* Exercise passage:
%%

EnergyResponding to renewed weakness, speculators cut bullish WTI and Brent crude oil bets by a combined 57k lots to 353k lots, thereby reversing the bulk of the buying seen in the aftermath of OPEC+ decision to cut production. The change was led by a combination of longs (-42k lots) bailing out of recently established positions and fresh shorts (+15k) being added. The product market was mixed with buying of the two distillate contracts while gasoline length was reduced. Funds increased their natural gas short by 6% to 82.5k lots in response to a near 13% drop on continued mild weather and rising production.
MetalsSellers returned to the metal sector with the recently established small longs in gold, silver and copper being flipped to decent size short positions while platinum’s small gain on the week managed to attract additional fresh longs.

%%

* Structured page parsing data:
%%

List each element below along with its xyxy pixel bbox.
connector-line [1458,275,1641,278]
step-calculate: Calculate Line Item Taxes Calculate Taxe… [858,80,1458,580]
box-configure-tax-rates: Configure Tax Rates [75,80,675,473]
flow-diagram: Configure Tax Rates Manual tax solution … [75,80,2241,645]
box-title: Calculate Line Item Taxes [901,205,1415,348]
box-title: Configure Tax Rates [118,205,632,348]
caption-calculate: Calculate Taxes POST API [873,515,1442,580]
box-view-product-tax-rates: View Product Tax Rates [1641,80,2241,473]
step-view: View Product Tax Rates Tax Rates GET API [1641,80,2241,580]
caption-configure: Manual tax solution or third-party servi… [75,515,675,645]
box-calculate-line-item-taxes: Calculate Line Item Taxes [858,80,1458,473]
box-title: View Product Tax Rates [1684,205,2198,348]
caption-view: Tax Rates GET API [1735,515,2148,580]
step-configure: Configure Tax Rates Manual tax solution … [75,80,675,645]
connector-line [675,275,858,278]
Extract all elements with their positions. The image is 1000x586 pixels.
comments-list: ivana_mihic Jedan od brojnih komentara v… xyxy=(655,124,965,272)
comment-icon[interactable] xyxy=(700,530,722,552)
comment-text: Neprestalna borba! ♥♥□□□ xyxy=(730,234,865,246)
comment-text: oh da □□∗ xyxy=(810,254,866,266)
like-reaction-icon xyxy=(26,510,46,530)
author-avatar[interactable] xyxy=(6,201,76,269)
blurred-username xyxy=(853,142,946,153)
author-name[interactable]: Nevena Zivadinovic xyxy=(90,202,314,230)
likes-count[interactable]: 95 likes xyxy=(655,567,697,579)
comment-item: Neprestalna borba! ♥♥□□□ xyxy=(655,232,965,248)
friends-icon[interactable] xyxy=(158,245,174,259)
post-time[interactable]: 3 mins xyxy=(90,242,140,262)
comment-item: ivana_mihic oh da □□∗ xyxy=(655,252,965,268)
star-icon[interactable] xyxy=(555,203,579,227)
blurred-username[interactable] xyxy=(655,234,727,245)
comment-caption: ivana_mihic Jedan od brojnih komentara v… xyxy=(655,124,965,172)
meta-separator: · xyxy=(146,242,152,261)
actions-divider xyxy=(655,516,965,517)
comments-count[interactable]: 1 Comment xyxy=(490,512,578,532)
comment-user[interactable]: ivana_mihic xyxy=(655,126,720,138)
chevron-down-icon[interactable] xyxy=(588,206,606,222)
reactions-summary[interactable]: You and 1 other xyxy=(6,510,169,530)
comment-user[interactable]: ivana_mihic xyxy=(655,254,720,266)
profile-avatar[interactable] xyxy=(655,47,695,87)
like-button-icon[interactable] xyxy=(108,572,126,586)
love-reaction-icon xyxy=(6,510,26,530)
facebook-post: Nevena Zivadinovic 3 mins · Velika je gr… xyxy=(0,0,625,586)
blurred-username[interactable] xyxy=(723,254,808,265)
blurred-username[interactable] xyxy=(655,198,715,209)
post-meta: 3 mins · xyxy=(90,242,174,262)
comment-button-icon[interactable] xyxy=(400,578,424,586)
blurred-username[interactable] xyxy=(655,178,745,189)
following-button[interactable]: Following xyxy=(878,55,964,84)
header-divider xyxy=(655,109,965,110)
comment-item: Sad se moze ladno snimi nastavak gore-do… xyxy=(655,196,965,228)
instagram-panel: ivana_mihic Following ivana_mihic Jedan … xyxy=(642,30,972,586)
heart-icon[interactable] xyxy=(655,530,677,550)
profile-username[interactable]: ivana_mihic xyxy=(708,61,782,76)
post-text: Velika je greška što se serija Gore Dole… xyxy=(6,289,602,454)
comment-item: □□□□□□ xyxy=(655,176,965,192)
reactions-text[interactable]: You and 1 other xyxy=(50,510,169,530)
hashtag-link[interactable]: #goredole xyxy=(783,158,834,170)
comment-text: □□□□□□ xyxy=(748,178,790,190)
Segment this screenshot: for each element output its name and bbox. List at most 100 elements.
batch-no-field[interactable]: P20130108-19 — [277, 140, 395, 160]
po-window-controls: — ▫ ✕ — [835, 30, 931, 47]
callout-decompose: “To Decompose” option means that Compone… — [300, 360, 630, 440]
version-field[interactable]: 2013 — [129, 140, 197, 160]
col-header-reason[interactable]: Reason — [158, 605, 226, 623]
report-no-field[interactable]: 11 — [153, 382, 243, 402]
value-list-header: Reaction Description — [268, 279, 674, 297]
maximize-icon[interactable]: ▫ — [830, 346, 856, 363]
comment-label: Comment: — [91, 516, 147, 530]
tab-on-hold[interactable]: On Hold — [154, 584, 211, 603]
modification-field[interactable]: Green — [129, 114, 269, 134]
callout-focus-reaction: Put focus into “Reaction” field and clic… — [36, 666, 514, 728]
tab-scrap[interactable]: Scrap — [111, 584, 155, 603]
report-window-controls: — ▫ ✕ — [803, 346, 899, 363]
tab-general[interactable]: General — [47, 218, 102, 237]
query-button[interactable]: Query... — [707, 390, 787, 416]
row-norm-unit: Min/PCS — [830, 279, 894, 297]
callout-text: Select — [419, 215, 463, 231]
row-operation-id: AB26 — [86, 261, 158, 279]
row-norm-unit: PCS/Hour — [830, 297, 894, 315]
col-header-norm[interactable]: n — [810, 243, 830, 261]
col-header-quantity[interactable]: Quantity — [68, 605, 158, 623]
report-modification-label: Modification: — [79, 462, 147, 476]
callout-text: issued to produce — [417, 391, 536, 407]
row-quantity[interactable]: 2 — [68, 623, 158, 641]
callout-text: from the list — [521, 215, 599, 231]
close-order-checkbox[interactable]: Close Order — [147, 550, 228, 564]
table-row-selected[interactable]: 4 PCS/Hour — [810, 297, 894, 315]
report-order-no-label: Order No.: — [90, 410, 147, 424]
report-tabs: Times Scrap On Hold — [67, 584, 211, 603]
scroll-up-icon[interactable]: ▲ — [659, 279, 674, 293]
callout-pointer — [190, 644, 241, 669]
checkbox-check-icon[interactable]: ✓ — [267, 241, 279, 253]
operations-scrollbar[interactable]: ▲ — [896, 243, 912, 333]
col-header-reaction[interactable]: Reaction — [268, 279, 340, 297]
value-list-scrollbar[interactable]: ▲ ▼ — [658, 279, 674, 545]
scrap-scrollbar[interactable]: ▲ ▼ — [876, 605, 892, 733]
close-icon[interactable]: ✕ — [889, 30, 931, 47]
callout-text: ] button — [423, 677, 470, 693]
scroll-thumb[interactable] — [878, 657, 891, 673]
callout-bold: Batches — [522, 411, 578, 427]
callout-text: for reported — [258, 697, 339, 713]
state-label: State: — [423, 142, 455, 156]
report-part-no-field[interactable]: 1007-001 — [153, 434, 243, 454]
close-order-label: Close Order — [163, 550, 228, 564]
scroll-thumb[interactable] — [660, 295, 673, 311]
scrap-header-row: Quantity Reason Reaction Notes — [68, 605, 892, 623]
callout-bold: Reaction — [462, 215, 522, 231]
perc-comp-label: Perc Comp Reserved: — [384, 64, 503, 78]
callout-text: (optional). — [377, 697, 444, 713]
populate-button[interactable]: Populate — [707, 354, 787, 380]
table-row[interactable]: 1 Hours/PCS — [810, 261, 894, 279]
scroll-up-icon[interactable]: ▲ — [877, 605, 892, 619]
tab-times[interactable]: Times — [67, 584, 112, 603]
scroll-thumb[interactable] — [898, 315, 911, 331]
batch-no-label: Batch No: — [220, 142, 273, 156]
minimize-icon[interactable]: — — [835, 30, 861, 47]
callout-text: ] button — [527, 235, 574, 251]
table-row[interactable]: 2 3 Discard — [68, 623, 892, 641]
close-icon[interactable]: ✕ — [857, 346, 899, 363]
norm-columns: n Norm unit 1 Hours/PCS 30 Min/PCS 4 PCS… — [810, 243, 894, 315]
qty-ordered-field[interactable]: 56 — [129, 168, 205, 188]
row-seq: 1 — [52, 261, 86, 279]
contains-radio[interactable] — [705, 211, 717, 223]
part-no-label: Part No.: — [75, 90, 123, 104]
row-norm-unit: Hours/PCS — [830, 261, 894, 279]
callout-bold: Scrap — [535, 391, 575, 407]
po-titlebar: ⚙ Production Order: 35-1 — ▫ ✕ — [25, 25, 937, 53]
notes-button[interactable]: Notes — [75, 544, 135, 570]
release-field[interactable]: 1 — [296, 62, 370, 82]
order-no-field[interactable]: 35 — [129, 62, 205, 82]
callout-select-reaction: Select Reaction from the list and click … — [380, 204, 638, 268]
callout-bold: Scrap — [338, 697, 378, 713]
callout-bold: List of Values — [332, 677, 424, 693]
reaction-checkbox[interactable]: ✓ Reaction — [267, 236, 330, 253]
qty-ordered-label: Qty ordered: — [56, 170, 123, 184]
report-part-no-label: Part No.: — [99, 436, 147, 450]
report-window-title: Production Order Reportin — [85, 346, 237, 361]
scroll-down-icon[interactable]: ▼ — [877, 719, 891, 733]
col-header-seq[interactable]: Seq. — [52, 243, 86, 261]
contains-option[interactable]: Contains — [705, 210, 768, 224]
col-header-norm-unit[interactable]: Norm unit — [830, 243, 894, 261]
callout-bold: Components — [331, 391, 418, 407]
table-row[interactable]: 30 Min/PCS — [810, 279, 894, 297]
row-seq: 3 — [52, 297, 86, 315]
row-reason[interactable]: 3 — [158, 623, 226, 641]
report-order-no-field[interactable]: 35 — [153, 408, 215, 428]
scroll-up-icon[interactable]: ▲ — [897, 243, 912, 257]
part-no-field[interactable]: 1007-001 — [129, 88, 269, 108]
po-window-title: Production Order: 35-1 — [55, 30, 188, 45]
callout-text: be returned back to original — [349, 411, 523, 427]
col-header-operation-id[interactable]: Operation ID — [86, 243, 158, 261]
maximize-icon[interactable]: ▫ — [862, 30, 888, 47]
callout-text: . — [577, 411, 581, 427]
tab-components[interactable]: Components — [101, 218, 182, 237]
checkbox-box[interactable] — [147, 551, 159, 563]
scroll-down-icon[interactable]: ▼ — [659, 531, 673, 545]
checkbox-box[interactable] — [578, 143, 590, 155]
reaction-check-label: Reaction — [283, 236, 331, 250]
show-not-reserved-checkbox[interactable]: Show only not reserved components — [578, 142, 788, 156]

%%

* Assignment 1:
List every metal named in the commodities positioning text.
* Assignment 2:
In the commodities positioning text, to what size did funds increase their natural gas short?
* Assignment 3:
Write the next section of the commodities positioning text.
These records have no connection to the commodities positioning text.

* Response 1:
Gold, silver, copper, platinum

* Response 2:
82.5k lots, an increase of 6%.

* Response 3:
Agriculture The combined long in across the six major grain and oilseed contracts held steady around 471k lots with buyin of soybean oil being offset by selling of corn and wheat. In softs the main action was seen in coffee where months of relative robust price action supported by tight market conditions gave way to a 10% slump driving a 64% reduction in the net long to just 12k lots, an 18 month low. Sugar meanwhile saw net buying with the net long jumping 36% to 107k while recession worries reduced the cotton long to 22k lots and lowest since July 2020.